THE TASK: A line counts if it contains the string "حدثنا"; say how many such lines there are, giving only the number.

───── EXERCISE MATERIALS ─────

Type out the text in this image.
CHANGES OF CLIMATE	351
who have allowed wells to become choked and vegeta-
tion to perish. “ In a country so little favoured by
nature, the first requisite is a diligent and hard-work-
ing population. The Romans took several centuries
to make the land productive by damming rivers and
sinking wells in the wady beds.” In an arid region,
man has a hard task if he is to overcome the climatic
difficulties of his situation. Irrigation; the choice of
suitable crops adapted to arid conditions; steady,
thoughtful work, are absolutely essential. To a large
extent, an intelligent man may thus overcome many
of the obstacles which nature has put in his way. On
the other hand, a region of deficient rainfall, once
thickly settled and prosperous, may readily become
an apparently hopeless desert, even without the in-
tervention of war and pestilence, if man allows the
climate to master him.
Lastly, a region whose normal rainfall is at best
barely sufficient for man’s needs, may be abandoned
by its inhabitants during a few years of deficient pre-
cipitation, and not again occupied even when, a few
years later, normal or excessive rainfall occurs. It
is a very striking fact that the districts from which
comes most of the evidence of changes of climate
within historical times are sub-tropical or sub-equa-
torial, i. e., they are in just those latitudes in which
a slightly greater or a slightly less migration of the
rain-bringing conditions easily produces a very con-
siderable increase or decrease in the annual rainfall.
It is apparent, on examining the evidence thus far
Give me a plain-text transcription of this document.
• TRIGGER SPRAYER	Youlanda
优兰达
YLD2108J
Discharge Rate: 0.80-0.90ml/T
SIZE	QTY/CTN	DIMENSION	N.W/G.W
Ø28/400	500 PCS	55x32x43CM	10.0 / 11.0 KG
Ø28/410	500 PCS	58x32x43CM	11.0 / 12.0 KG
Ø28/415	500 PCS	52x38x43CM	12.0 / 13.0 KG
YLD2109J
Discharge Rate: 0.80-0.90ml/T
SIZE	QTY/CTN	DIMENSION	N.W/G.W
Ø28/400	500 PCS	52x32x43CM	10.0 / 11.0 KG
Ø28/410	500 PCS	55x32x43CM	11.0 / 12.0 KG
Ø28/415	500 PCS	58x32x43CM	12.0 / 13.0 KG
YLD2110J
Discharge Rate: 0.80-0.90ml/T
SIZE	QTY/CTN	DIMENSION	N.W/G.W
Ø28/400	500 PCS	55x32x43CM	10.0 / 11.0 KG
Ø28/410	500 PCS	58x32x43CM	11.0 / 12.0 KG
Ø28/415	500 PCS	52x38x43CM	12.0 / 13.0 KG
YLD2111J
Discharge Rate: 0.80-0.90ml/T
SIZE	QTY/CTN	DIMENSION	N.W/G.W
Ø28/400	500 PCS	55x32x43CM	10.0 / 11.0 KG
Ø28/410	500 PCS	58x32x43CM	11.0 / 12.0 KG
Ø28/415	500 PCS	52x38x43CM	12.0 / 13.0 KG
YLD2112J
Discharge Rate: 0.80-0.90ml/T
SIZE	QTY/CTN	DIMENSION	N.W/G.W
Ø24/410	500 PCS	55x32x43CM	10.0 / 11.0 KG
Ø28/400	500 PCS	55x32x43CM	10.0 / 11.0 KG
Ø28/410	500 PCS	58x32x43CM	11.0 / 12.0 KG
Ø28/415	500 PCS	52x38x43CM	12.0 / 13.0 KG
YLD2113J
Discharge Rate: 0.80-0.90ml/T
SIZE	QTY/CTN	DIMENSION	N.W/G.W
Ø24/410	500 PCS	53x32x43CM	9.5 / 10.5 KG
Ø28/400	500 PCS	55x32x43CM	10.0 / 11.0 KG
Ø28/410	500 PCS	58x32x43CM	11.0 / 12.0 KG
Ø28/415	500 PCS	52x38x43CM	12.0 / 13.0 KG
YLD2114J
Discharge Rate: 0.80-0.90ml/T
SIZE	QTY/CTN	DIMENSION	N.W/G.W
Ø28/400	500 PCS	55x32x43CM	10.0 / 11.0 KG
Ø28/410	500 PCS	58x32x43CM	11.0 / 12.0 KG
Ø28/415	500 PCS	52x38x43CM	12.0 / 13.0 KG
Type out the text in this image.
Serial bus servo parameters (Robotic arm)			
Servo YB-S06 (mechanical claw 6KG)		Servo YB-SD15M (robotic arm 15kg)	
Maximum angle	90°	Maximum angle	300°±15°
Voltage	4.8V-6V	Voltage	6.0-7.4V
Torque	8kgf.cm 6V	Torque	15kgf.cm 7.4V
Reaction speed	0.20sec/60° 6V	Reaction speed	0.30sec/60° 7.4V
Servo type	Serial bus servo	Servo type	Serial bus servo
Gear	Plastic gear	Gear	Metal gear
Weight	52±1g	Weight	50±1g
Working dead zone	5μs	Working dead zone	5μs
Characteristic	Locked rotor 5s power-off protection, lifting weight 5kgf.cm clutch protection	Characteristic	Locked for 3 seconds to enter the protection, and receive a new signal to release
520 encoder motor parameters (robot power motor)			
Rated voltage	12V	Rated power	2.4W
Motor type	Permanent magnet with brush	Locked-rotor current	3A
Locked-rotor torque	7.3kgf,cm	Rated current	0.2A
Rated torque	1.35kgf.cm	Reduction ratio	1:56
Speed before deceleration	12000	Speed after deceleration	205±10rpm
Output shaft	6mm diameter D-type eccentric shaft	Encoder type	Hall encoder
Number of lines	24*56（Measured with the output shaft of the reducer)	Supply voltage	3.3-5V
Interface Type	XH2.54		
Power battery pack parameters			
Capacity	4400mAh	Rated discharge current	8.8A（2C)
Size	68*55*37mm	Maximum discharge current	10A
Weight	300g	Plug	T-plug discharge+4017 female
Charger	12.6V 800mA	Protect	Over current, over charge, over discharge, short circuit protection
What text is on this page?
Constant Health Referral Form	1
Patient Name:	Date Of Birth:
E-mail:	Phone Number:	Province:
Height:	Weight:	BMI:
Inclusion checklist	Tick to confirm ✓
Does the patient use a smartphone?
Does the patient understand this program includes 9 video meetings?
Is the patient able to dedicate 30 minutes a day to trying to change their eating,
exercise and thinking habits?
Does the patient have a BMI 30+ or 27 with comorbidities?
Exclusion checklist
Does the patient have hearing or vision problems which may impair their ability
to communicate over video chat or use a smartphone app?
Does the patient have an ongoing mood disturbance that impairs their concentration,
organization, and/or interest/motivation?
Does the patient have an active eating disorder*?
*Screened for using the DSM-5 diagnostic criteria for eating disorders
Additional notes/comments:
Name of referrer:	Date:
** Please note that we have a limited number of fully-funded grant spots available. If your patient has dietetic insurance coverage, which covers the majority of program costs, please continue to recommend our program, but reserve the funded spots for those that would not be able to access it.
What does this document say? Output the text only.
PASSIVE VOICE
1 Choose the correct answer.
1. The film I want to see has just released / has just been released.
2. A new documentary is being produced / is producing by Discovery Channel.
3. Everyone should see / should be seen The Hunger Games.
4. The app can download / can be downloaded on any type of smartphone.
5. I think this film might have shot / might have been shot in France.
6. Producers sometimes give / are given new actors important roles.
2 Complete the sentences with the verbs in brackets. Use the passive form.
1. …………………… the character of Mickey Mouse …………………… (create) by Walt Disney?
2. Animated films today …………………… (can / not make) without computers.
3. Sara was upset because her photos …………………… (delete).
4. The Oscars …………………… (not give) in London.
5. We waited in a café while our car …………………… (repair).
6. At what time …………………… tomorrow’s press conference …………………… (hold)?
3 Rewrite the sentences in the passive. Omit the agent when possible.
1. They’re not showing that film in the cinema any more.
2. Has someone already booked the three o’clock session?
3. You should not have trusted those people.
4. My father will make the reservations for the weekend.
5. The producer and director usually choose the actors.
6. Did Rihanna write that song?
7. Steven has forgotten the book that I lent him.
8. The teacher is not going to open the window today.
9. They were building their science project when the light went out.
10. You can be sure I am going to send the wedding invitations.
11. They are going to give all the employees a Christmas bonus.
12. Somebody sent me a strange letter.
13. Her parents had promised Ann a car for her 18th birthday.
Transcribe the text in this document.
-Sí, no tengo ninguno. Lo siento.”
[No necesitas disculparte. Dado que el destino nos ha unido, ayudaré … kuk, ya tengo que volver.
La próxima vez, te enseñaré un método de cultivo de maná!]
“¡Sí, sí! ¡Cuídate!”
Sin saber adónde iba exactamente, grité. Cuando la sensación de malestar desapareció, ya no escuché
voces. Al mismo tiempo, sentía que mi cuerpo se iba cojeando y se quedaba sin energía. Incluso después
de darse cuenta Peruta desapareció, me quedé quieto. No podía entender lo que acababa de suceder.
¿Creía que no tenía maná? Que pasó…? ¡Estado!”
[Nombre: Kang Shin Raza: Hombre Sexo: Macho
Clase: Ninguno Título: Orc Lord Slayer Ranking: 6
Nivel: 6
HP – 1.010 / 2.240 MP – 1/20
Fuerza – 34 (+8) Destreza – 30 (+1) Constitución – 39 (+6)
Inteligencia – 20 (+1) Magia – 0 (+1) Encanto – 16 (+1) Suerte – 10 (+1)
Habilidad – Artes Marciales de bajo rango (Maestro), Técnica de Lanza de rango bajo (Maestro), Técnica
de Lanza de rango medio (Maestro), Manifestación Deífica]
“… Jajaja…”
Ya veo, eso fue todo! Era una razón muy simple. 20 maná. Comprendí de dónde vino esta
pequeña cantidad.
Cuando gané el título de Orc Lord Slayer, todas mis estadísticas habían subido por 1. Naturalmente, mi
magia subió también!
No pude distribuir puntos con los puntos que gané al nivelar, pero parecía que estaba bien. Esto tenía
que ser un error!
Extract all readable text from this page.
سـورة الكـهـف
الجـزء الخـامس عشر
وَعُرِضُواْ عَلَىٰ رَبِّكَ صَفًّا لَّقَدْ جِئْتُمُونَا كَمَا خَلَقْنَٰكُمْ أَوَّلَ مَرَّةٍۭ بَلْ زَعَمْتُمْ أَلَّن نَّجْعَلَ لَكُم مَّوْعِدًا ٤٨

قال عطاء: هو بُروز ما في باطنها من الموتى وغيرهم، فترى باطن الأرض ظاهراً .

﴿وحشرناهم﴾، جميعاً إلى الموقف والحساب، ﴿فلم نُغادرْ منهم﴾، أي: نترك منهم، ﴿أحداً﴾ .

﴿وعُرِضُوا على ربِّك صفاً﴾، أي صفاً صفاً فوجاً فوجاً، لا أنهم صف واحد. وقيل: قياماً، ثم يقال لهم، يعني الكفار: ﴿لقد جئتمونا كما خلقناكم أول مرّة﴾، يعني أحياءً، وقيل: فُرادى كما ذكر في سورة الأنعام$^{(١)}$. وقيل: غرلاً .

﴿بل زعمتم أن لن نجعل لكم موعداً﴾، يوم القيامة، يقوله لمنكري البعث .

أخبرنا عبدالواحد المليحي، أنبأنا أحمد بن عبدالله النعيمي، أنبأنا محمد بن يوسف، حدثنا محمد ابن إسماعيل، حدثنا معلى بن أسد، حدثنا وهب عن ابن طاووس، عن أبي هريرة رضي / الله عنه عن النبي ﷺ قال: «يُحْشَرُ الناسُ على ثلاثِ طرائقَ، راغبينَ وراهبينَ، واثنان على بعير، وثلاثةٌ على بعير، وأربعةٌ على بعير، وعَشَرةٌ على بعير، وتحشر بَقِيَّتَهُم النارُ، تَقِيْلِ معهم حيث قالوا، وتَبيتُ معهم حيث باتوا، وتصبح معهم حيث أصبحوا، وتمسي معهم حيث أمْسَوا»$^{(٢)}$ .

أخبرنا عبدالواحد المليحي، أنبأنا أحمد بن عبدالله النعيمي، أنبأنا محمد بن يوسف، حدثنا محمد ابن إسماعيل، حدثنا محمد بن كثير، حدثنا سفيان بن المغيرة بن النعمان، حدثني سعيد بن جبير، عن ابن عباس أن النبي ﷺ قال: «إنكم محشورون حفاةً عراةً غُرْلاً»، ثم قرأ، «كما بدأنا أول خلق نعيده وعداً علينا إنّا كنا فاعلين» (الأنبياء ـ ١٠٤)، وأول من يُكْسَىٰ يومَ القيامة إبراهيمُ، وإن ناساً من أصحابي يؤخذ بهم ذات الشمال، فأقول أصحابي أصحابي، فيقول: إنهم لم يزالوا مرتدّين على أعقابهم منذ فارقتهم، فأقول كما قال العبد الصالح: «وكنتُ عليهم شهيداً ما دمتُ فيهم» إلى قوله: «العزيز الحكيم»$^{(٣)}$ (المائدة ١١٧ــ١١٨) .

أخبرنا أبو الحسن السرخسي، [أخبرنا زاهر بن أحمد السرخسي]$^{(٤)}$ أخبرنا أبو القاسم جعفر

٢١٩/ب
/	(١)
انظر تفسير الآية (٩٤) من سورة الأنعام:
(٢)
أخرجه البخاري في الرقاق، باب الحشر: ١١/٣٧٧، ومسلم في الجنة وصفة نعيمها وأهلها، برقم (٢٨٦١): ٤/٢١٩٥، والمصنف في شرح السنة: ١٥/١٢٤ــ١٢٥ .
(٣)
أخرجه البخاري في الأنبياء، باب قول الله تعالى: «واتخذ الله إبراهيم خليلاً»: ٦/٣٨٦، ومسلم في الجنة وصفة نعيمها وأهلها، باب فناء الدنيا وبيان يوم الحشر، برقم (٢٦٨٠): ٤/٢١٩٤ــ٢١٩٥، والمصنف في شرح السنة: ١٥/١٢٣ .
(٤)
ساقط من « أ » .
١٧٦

─────

EXERCISE ANSWER: 2